__Job__: Say how many lines of the material below contain the word "aspx", with no other words.

__Data provided__:
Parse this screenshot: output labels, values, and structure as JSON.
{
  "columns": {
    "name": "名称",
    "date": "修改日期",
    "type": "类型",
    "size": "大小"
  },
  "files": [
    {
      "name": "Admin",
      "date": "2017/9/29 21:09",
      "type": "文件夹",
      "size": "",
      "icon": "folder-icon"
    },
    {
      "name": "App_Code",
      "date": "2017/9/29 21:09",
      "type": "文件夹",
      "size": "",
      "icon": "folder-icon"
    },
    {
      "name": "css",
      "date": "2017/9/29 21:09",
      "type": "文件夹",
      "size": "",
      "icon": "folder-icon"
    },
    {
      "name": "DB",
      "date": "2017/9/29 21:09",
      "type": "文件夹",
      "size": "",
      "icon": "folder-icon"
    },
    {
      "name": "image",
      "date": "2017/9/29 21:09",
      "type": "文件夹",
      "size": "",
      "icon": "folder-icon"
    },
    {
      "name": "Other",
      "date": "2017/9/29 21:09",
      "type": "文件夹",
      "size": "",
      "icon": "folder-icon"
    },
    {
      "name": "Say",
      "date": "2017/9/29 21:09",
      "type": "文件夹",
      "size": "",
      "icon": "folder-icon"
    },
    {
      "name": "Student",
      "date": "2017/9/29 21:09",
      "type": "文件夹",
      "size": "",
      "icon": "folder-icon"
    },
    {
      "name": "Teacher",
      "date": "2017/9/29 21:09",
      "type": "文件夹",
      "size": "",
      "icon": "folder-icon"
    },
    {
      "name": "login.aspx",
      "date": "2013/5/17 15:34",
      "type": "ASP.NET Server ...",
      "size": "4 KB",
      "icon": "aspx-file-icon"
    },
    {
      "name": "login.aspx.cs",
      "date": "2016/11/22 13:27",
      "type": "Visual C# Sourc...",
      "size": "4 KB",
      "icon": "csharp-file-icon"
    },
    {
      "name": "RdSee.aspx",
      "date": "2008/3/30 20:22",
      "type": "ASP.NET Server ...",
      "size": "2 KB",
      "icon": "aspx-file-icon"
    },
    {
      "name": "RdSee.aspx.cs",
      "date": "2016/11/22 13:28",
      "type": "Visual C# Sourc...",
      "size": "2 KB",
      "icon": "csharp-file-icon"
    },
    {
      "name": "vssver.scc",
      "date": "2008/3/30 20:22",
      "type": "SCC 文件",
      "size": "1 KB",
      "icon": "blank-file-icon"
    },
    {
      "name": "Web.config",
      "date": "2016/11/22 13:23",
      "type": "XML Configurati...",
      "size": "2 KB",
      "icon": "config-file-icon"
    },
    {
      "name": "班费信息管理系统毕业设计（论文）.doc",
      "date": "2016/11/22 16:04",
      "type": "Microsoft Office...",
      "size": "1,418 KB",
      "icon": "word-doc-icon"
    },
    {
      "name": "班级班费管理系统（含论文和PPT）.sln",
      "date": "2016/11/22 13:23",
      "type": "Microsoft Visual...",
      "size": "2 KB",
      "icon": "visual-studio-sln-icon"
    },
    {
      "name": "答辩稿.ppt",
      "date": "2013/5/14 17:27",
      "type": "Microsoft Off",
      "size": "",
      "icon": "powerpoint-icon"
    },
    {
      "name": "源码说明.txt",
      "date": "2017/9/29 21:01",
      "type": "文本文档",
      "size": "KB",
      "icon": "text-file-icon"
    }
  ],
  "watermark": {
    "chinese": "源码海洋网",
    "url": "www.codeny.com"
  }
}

__Written answer__: 6